Each entry has to be copied exactly, with nothing missed.

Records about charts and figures
********************

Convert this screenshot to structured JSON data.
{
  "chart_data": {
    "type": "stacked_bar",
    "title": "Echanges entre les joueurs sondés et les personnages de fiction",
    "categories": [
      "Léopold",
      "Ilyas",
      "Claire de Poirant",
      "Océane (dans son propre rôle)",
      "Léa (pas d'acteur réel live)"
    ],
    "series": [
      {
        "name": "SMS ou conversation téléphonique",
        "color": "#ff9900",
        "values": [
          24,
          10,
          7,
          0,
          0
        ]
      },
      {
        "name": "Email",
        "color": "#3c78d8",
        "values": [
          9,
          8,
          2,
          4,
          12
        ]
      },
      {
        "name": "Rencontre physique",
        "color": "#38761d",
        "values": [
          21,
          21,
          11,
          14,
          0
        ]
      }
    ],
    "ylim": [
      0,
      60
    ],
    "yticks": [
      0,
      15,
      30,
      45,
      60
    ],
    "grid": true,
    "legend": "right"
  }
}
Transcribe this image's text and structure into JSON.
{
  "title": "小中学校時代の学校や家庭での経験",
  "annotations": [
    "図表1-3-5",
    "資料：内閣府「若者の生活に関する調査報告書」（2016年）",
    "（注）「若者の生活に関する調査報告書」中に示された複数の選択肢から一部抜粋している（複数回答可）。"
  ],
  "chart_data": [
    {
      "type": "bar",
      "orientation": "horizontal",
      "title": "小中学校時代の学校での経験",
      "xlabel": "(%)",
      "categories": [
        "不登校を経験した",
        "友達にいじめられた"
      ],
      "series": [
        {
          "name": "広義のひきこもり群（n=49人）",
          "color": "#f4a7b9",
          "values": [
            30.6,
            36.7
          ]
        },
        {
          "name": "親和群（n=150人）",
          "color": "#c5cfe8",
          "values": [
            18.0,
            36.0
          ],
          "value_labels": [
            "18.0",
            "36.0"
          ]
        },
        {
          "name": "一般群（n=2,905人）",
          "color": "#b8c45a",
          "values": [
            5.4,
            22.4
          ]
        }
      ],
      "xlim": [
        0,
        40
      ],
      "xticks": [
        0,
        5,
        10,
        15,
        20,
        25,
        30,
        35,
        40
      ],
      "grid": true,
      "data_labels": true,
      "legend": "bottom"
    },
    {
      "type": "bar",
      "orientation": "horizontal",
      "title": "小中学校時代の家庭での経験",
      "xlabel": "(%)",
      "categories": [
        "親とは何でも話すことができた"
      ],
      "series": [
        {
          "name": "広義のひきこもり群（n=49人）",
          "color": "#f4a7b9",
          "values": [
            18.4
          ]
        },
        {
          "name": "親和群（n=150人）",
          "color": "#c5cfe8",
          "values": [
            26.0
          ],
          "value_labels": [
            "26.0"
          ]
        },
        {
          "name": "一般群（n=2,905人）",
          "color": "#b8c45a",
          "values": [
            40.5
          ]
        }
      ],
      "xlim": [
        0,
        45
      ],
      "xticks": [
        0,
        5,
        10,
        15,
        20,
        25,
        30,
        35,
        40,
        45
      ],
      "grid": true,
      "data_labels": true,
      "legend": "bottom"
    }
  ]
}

********************

== In response ==
Convert this screenshot to structured JSON data.
{
  "chart_data": {
    "type": "stacked_bar",
    "title": "Echanges entre les joueurs sondés et les personnages de fiction",
    "categories": [
      "Léopold",
      "Ilyas",
      "Claire de Poirant",
      "Océane (dans son propre rôle)",
      "Léa (pas d'acteur réel live)"
    ],
    "series": [
      {
        "name": "SMS ou conversation téléphonique",
        "color": "#ff9900",
        "values": [
          24,
          10,
          7,
          0,
          0
        ]
      },
      {
        "name": "Email",
        "color": "#3c78d8",
        "values": [
          9,
          8,
          2,
          4,
          12
        ]
      },
      {
        "name": "Rencontre physique",
        "color": "#38761d",
        "values": [
          21,
          21,
          11,
          14,
          0
        ]
      }
    ],
    "ylim": [
      0,
      60
    ],
    "yticks": [
      0,
      15,
      30,
      45,
      60
    ],
    "grid": true,
    "legend": "right"
  }
}
Transcribe this image's text and structure into JSON.
{
  "title": "小中学校時代の学校や家庭での経験",
  "annotations": [
    "図表1-3-5",
    "資料：内閣府「若者の生活に関する調査報告書」（2016年）",
    "（注）「若者の生活に関する調査報告書」中に示された複数の選択肢から一部抜粋している（複数回答可）。"
  ],
  "chart_data": [
    {
      "type": "bar",
      "orientation": "horizontal",
      "title": "小中学校時代の学校での経験",
      "xlabel": "(%)",
      "categories": [
        "不登校を経験した",
        "友達にいじめられた"
      ],
      "series": [
        {
          "name": "広義のひきこもり群（n=49人）",
          "color": "#f4a7b9",
          "values": [
            30.6,
            36.7
          ]
        },
        {
          "name": "親和群（n=150人）",
          "color": "#c5cfe8",
          "values": [
            18.0,
            36.0
          ],
          "value_labels": [
            "18.0",
            "36.0"
          ]
        },
        {
          "name": "一般群（n=2,905人）",
          "color": "#b8c45a",
          "values": [
            5.4,
            22.4
          ]
        }
      ],
      "xlim": [
        0,
        40
      ],
      "xticks": [
        0,
        5,
        10,
        15,
        20,
        25,
        30,
        35,
        40
      ],
      "grid": true,
      "data_labels": true,
      "legend": "bottom"
    },
    {
      "type": "bar",
      "orientation": "horizontal",
      "title": "小中学校時代の家庭での経験",
      "xlabel": "(%)",
      "categories": [
        "親とは何でも話すことができた"
      ],
      "series": [
        {
          "name": "広義のひきこもり群（n=49人）",
          "color": "#f4a7b9",
          "values": [
            18.4
          ]
        },
        {
          "name": "親和群（n=150人）",
          "color": "#c5cfe8",
          "values": [
            26.0
          ],
          "value_labels": [
            "26.0"
          ]
        },
        {
          "name": "一般群（n=2,905人）",
          "color": "#b8c45a",
          "values": [
            40.5
          ]
        }
      ],
      "xlim": [
        0,
        45
      ],
      "xticks": [
        0,
        5,
        10,
        15,
        20,
        25,
        30,
        35,
        40,
        45
      ],
      "grid": true,
      "data_labels": true,
      "legend": "bottom"
    }
  ]
}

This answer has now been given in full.